Listed records:
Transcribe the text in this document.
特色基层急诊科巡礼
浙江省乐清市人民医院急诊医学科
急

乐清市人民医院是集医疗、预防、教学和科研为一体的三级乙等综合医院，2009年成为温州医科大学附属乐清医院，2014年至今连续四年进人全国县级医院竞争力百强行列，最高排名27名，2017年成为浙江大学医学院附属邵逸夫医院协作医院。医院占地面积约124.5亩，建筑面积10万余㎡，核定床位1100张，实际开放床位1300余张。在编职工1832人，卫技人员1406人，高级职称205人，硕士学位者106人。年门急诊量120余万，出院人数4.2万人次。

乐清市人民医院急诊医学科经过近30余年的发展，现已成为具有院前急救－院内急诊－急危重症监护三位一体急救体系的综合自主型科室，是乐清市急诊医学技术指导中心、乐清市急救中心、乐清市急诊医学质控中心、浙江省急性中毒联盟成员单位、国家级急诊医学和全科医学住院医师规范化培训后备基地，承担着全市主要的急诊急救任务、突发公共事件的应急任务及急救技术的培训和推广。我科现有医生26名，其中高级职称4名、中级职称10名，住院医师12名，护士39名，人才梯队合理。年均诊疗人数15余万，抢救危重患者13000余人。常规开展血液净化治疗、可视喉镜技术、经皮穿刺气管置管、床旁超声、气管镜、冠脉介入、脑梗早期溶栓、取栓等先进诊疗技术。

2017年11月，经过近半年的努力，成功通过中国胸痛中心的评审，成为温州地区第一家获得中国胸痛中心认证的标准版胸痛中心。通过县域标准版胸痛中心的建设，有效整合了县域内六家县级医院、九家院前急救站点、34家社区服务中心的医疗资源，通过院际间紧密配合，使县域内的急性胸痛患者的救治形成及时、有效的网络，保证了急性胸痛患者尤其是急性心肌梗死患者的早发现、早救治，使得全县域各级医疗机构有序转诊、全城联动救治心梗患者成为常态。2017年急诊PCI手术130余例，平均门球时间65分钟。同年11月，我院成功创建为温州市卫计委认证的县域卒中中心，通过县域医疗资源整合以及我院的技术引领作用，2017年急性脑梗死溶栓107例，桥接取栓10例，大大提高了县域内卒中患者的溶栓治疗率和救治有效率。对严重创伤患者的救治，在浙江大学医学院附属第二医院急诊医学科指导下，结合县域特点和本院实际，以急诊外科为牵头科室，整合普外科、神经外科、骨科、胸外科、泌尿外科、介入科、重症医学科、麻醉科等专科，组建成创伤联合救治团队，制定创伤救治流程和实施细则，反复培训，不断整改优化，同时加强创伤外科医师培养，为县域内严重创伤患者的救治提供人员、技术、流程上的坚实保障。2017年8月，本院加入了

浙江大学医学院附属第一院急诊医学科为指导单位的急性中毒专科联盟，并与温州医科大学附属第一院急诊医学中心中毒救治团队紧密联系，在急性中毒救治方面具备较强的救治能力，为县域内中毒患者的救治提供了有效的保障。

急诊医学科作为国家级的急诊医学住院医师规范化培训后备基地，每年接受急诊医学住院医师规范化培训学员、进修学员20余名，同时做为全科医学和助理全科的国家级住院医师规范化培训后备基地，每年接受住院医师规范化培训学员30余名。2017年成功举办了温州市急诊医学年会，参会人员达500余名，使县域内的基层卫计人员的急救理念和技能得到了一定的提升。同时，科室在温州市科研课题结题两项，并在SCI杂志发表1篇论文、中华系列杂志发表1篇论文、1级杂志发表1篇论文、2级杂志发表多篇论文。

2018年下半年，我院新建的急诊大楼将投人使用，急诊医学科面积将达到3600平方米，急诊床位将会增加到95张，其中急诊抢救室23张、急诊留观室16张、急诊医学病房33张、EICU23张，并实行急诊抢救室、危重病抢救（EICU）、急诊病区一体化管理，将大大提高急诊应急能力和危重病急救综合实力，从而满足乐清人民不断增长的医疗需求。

Exercise requirements: Retype the entries exactly, including every line.

Complete answer:
Transcribe the text in this document.
特色基层急诊科巡礼
浙江省乐清市人民医院急诊医学科
急

乐清市人民医院是集医疗、预防、教学和科研为一体的三级乙等综合医院，2009年成为温州医科大学附属乐清医院，2014年至今连续四年进人全国县级医院竞争力百强行列，最高排名27名，2017年成为浙江大学医学院附属邵逸夫医院协作医院。医院占地面积约124.5亩，建筑面积10万余㎡，核定床位1100张，实际开放床位1300余张。在编职工1832人，卫技人员1406人，高级职称205人，硕士学位者106人。年门急诊量120余万，出院人数4.2万人次。

乐清市人民医院急诊医学科经过近30余年的发展，现已成为具有院前急救－院内急诊－急危重症监护三位一体急救体系的综合自主型科室，是乐清市急诊医学技术指导中心、乐清市急救中心、乐清市急诊医学质控中心、浙江省急性中毒联盟成员单位、国家级急诊医学和全科医学住院医师规范化培训后备基地，承担着全市主要的急诊急救任务、突发公共事件的应急任务及急救技术的培训和推广。我科现有医生26名，其中高级职称4名、中级职称10名，住院医师12名，护士39名，人才梯队合理。年均诊疗人数15余万，抢救危重患者13000余人。常规开展血液净化治疗、可视喉镜技术、经皮穿刺气管置管、床旁超声、气管镜、冠脉介入、脑梗早期溶栓、取栓等先进诊疗技术。

2017年11月，经过近半年的努力，成功通过中国胸痛中心的评审，成为温州地区第一家获得中国胸痛中心认证的标准版胸痛中心。通过县域标准版胸痛中心的建设，有效整合了县域内六家县级医院、九家院前急救站点、34家社区服务中心的医疗资源，通过院际间紧密配合，使县域内的急性胸痛患者的救治形成及时、有效的网络，保证了急性胸痛患者尤其是急性心肌梗死患者的早发现、早救治，使得全县域各级医疗机构有序转诊、全城联动救治心梗患者成为常态。2017年急诊PCI手术130余例，平均门球时间65分钟。同年11月，我院成功创建为温州市卫计委认证的县域卒中中心，通过县域医疗资源整合以及我院的技术引领作用，2017年急性脑梗死溶栓107例，桥接取栓10例，大大提高了县域内卒中患者的溶栓治疗率和救治有效率。对严重创伤患者的救治，在浙江大学医学院附属第二医院急诊医学科指导下，结合县域特点和本院实际，以急诊外科为牵头科室，整合普外科、神经外科、骨科、胸外科、泌尿外科、介入科、重症医学科、麻醉科等专科，组建成创伤联合救治团队，制定创伤救治流程和实施细则，反复培训，不断整改优化，同时加强创伤外科医师培养，为县域内严重创伤患者的救治提供人员、技术、流程上的坚实保障。2017年8月，本院加入了

浙江大学医学院附属第一院急诊医学科为指导单位的急性中毒专科联盟，并与温州医科大学附属第一院急诊医学中心中毒救治团队紧密联系，在急性中毒救治方面具备较强的救治能力，为县域内中毒患者的救治提供了有效的保障。

急诊医学科作为国家级的急诊医学住院医师规范化培训后备基地，每年接受急诊医学住院医师规范化培训学员、进修学员20余名，同时做为全科医学和助理全科的国家级住院医师规范化培训后备基地，每年接受住院医师规范化培训学员30余名。2017年成功举办了温州市急诊医学年会，参会人员达500余名，使县域内的基层卫计人员的急救理念和技能得到了一定的提升。同时，科室在温州市科研课题结题两项，并在SCI杂志发表1篇论文、中华系列杂志发表1篇论文、1级杂志发表1篇论文、2级杂志发表多篇论文。

2018年下半年，我院新建的急诊大楼将投人使用，急诊医学科面积将达到3600平方米，急诊床位将会增加到95张，其中急诊抢救室23张、急诊留观室16张、急诊医学病房33张、EICU23张，并实行急诊抢救室、危重病抢救（EICU）、急诊病区一体化管理，将大大提高急诊应急能力和危重病急救综合实力，从而满足乐清人民不断增长的医疗需求。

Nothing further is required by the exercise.